Figure 7: 3D-NoC router with the proposed on-line fault detector. Note that there are only two modules in the router for UP and DOWN connections.

# IV. EVALUATION

# A. Evaluation Methodology

The proposed system was designed in Verilog-HDL, synthesized and prototyped with commercial CAD tools. We use NANGATE 45nm library [48] and NCSU FreePDK TSV [49]. The TSV size and pitch are  $4.06\mu m \times 4.06\mu m$ , and  $15\mu m$ , respectively.

In this section, we first evaluate the *Statistical Detector* performance in terms of detection and localization rate. Then, the performance of *Isolate and Check* is also investigated. We use two fault models: (1) stuck-at-0 for short-to-substrate defects; and (2) delay value of one clock cycle for open defects. Because the data is randomly generated, the hidden fault probability is about 0.5 for both models. Here, we use four different data widths: 8, 16, 32 and 64. We also vary the

number of transactions T= 8, 16, 32, 64 and 128. At the end of these evaluations, we aim to provide a comprehensive coverage of the possible combinations. Note that the Monte-Carlo based method is used to perform the proposed method. We run with 100,000 random samples for each case of these evaluations. As a supplement to the detection rate, we evaluate the minimum, maximum and average response time of the TSV-OCT. Later, we show the hardware implementation of the design as well as some comparisons. We first compare with the well-known ECCs then with BIST and other testing methods.
·····
> REQUEST A
In the records, retype everything from the line containing "y-tick-label: 1: [69, 182, 77, 196]" down to the line containing "event-marker-label: E: [489, 21, 497, 35]", with both of those lines included.
·····
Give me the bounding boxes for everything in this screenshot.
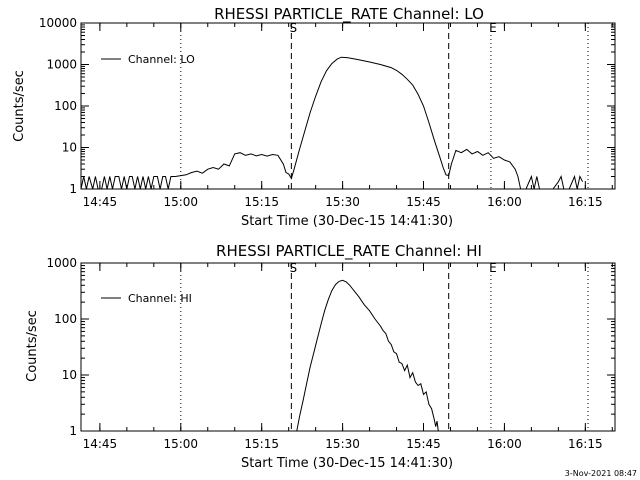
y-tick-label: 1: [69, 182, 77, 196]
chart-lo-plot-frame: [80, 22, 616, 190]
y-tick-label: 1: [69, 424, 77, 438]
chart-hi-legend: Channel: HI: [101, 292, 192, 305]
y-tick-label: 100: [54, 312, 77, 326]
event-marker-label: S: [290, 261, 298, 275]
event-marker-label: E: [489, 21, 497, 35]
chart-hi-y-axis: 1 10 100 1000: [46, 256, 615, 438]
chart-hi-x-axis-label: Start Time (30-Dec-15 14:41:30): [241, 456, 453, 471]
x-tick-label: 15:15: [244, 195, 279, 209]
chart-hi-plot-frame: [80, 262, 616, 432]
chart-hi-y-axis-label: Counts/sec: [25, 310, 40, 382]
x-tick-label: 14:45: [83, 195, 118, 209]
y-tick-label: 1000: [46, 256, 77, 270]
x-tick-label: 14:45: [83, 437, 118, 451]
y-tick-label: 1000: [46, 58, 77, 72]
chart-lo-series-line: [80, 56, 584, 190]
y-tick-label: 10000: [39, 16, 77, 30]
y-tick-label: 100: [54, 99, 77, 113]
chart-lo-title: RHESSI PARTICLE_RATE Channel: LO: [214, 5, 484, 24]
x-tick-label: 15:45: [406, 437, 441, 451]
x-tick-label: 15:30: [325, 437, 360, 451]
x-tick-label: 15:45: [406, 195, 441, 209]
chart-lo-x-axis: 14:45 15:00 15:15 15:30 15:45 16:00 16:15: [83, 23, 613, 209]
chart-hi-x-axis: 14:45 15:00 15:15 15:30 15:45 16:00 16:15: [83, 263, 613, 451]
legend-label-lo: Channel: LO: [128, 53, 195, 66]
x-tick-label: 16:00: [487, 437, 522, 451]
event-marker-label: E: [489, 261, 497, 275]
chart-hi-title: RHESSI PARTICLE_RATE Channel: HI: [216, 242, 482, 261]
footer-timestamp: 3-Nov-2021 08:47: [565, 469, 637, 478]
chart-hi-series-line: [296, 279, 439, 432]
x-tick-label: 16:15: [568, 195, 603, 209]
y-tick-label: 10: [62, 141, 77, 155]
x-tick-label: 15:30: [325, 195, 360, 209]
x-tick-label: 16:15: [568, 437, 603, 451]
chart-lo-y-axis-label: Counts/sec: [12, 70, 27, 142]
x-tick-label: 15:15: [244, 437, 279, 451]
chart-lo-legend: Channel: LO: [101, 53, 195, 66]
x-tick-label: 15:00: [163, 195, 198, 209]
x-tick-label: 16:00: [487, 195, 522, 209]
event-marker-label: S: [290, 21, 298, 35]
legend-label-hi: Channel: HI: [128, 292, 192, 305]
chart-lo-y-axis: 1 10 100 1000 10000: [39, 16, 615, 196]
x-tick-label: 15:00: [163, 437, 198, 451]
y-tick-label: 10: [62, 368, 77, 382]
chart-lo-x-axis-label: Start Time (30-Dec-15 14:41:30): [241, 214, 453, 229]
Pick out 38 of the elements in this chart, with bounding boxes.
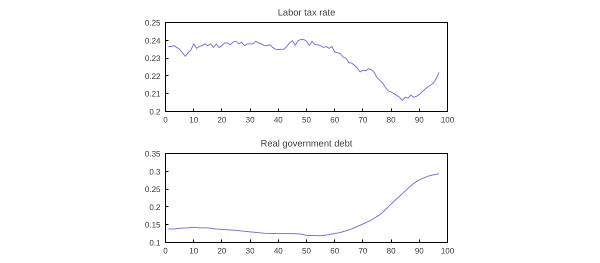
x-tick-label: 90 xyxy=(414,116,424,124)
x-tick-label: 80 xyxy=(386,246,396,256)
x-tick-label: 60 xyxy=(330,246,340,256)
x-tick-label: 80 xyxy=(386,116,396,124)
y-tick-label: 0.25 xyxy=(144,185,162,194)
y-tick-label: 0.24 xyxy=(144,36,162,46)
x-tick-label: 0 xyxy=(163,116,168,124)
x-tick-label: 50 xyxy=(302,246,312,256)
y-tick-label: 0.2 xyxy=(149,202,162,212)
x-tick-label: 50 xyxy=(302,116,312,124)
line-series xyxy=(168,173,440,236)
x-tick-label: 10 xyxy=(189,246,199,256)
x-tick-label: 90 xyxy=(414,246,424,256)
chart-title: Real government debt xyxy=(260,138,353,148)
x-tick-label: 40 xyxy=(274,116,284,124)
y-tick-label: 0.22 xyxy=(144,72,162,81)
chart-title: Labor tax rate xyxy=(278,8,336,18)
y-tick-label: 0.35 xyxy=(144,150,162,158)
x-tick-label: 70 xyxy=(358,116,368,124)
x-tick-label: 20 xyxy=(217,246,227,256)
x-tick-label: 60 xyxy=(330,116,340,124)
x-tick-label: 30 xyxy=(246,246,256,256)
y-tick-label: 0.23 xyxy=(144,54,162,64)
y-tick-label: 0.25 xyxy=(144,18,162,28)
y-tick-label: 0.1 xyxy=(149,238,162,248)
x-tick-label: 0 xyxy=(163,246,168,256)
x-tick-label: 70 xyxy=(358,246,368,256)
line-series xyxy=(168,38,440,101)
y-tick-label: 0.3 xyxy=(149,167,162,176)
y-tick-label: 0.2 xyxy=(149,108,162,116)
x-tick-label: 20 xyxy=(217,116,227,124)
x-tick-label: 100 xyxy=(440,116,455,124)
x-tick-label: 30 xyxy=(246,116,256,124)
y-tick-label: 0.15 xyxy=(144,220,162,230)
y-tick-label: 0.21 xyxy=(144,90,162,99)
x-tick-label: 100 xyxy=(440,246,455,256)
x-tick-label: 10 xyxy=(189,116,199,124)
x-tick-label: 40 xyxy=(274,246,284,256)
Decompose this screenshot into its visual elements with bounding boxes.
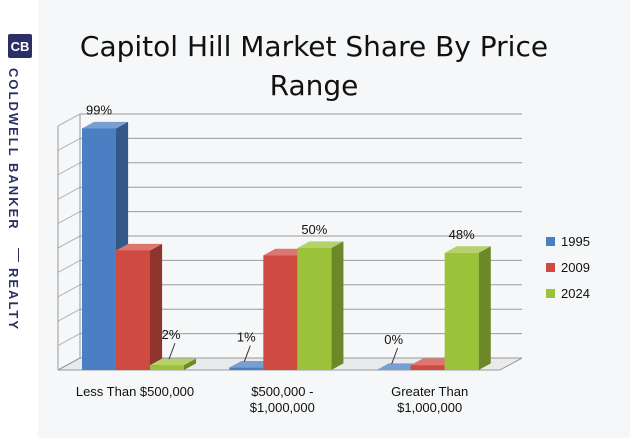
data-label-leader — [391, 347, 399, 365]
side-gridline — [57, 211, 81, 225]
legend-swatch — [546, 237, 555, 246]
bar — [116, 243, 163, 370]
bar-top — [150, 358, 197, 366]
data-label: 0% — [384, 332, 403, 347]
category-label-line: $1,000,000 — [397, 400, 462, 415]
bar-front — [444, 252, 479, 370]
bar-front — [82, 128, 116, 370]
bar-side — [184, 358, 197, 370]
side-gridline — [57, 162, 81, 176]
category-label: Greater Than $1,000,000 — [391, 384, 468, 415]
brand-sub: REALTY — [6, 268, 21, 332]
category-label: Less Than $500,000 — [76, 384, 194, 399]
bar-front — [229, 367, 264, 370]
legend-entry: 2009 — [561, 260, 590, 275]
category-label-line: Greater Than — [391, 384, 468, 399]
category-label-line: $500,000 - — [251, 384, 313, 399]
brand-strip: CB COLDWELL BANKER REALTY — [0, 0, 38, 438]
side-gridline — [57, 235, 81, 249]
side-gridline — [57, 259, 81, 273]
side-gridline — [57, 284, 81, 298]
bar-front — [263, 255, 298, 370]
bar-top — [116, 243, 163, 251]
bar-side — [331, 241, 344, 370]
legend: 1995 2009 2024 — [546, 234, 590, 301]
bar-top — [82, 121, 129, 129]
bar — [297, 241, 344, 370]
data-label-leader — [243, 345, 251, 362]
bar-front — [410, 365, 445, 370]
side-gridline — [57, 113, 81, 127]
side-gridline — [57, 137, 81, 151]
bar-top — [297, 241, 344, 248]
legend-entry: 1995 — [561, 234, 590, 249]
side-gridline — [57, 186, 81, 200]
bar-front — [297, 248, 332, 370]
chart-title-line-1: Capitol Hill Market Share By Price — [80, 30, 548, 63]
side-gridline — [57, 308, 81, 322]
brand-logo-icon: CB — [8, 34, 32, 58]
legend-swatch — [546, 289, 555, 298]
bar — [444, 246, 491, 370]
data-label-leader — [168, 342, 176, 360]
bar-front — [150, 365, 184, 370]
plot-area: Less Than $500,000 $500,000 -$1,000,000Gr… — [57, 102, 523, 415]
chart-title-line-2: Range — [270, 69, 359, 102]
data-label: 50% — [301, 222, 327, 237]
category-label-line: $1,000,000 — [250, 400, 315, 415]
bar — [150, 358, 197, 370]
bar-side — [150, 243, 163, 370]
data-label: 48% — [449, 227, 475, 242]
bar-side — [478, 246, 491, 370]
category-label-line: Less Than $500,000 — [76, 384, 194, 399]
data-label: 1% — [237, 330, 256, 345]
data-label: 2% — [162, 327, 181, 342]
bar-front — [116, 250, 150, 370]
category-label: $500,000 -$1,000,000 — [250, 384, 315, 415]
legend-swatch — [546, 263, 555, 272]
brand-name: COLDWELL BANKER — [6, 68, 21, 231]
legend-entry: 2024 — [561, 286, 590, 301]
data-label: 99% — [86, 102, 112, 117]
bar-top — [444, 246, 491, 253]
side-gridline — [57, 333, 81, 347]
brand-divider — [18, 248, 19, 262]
·····
> REQUEST B
List every data width that the 3D-NoC evaluation excerpt says is used.

> CORRECT RESULT A
y-tick-label: 1: [69, 182, 77, 196]
chart-lo-plot-frame: [80, 22, 616, 190]
y-tick-label: 1: [69, 424, 77, 438]
chart-hi-legend: Channel: HI: [101, 292, 192, 305]
y-tick-label: 100: [54, 312, 77, 326]
event-marker-label: S: [290, 261, 298, 275]
event-marker-label: E: [489, 21, 497, 35]

> CORRECT RESULT B
8, 16, 32, 64